> [STATED TASK]
Bring together all lines of the material below that contain the string "Streamflow".

> [Items from a data source]

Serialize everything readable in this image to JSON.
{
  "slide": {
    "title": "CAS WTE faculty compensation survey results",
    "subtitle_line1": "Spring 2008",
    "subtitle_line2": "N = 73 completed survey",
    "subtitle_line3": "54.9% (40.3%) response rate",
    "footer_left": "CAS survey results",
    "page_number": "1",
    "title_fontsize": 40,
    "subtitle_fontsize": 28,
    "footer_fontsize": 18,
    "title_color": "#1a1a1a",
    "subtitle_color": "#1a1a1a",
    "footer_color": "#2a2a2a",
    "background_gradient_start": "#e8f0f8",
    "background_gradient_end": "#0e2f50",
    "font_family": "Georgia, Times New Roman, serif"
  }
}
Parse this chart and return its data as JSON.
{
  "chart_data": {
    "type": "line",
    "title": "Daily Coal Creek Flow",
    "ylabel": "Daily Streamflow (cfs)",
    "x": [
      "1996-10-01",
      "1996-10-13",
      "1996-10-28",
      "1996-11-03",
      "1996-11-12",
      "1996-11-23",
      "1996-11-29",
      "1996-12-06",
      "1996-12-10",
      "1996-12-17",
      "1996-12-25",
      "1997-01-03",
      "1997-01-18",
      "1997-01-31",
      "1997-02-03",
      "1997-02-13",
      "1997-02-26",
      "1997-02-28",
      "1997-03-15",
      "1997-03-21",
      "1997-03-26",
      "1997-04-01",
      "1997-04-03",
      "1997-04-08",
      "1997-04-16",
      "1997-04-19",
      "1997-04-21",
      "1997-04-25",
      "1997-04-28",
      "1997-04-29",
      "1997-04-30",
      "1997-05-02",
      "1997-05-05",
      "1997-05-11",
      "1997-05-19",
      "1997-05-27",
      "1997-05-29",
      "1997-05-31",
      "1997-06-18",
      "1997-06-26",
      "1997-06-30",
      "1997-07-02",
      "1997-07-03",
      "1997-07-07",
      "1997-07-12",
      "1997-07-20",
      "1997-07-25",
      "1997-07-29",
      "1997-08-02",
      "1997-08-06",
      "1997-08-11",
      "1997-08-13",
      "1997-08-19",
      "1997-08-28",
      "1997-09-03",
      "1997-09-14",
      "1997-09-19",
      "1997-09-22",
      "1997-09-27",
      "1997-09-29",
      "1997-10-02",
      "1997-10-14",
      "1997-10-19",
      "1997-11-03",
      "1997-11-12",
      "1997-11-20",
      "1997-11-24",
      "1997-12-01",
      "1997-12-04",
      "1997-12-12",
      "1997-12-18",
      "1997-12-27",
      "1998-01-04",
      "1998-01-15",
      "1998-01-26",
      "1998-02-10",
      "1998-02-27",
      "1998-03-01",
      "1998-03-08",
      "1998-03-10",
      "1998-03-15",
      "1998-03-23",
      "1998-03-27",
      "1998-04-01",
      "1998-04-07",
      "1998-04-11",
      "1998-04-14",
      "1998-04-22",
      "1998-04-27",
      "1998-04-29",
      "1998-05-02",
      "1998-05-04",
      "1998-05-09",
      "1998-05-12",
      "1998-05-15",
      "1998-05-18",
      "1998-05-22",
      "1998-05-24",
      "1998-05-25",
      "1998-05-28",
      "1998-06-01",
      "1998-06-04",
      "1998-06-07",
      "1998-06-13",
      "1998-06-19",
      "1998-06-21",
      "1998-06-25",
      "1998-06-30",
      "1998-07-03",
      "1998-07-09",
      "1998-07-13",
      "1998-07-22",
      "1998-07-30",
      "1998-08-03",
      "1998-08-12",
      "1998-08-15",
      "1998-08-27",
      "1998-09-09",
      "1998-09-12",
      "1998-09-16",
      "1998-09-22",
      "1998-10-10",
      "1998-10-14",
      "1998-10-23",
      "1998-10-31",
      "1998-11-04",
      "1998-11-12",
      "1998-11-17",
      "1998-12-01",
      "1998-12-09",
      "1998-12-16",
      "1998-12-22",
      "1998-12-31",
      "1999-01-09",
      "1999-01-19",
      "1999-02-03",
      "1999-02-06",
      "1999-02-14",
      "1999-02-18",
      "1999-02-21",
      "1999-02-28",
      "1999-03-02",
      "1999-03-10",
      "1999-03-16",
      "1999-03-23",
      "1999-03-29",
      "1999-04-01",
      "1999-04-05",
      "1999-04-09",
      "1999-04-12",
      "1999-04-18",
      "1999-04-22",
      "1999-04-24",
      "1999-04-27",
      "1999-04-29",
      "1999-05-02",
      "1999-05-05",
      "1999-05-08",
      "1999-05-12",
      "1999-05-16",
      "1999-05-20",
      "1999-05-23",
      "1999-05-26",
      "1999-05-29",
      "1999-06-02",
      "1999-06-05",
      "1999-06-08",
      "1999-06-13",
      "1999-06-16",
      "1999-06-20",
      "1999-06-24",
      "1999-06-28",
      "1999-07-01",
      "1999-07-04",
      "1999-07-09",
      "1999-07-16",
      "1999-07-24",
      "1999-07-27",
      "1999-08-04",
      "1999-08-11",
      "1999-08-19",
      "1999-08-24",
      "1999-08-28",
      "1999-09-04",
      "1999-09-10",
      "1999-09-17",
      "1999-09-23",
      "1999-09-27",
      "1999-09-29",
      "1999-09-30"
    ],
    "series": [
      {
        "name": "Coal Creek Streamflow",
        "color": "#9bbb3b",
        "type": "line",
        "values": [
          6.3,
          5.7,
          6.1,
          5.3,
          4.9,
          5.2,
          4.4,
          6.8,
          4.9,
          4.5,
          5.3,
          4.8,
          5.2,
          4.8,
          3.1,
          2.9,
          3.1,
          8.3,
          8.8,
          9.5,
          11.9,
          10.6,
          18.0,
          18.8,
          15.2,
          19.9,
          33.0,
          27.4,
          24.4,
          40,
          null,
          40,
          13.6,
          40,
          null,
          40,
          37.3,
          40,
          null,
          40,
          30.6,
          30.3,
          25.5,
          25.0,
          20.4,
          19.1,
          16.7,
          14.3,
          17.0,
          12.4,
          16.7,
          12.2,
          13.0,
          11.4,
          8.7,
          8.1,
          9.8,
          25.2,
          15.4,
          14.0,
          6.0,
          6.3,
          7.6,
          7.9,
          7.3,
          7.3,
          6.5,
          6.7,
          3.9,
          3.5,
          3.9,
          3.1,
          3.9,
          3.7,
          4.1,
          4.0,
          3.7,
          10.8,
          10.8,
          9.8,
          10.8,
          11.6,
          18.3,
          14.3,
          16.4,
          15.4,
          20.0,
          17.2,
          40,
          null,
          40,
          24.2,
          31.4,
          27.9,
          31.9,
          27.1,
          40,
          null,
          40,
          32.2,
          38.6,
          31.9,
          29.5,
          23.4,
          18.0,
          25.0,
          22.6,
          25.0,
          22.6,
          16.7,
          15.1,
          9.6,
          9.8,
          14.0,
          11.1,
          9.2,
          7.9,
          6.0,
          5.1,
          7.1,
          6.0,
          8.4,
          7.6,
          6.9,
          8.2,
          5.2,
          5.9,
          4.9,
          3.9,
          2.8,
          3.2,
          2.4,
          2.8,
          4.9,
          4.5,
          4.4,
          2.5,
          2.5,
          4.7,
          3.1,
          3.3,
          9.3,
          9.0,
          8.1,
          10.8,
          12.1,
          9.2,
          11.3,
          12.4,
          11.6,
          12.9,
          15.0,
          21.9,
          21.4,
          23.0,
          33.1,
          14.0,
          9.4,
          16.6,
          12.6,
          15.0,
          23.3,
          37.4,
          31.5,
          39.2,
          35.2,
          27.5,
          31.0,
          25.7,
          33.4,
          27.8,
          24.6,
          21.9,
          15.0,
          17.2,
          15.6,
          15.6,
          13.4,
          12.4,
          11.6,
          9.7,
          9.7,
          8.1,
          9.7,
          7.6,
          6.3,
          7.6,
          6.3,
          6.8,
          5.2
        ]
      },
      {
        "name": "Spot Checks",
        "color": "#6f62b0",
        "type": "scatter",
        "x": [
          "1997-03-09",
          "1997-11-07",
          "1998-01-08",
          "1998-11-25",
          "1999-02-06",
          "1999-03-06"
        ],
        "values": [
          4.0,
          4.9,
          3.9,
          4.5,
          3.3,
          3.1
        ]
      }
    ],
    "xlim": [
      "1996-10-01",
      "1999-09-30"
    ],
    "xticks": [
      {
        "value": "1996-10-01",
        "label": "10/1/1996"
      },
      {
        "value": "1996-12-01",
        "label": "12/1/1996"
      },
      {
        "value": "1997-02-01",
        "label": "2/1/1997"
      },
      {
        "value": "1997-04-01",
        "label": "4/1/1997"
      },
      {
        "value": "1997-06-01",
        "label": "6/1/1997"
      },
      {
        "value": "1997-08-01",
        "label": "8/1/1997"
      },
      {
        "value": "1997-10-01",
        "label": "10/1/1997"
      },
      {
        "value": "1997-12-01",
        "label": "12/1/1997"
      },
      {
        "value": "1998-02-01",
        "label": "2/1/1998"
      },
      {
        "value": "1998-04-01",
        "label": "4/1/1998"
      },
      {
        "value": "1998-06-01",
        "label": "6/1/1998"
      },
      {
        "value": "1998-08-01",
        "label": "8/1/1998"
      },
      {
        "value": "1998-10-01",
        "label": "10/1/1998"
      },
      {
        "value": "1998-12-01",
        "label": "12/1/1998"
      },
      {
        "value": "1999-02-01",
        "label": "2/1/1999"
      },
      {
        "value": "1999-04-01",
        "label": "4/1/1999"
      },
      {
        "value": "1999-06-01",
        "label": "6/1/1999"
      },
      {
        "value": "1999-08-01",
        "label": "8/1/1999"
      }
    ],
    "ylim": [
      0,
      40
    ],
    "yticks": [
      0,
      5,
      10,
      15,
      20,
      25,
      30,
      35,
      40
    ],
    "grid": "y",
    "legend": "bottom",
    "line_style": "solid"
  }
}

> [COMPLETED EXERCISE]
    "ylabel": "Daily Streamflow (cfs)",
        "name": "Coal Creek Streamflow",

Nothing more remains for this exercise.